Search the records below for the word "elektronicznie" and show every line where it occurs.

—————

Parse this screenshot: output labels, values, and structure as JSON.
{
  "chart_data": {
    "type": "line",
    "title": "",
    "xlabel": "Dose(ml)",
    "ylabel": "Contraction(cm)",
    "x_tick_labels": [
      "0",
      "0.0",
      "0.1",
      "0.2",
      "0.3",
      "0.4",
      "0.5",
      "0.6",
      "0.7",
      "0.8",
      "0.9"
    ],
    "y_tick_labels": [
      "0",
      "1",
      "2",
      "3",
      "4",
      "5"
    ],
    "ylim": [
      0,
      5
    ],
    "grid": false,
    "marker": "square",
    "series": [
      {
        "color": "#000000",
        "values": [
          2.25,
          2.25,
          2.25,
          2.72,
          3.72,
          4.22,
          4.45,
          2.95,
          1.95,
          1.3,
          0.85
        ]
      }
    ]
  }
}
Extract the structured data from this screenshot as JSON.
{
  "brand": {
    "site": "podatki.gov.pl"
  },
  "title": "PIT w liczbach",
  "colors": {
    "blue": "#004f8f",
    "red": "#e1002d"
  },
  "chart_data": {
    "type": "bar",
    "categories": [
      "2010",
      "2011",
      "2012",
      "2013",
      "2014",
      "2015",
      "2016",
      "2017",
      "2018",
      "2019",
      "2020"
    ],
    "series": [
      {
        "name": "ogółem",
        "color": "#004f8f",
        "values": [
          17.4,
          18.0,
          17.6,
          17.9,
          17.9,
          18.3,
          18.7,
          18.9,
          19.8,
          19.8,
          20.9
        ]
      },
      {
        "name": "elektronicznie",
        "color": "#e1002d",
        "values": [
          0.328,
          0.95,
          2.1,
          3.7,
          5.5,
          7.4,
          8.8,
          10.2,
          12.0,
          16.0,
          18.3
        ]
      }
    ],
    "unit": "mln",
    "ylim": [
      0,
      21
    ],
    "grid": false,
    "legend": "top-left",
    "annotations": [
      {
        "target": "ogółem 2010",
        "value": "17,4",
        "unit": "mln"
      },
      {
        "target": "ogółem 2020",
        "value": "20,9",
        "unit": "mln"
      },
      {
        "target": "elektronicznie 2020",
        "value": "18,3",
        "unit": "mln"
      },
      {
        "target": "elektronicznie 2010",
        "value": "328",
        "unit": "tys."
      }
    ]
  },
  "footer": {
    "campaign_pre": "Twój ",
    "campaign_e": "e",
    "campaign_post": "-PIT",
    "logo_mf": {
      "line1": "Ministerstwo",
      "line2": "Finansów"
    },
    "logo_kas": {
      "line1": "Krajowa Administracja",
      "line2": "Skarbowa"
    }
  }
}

—————

Full answer –
        "name": "elektronicznie",
        "target": "elektronicznie 2020",
        "target": "elektronicznie 2010",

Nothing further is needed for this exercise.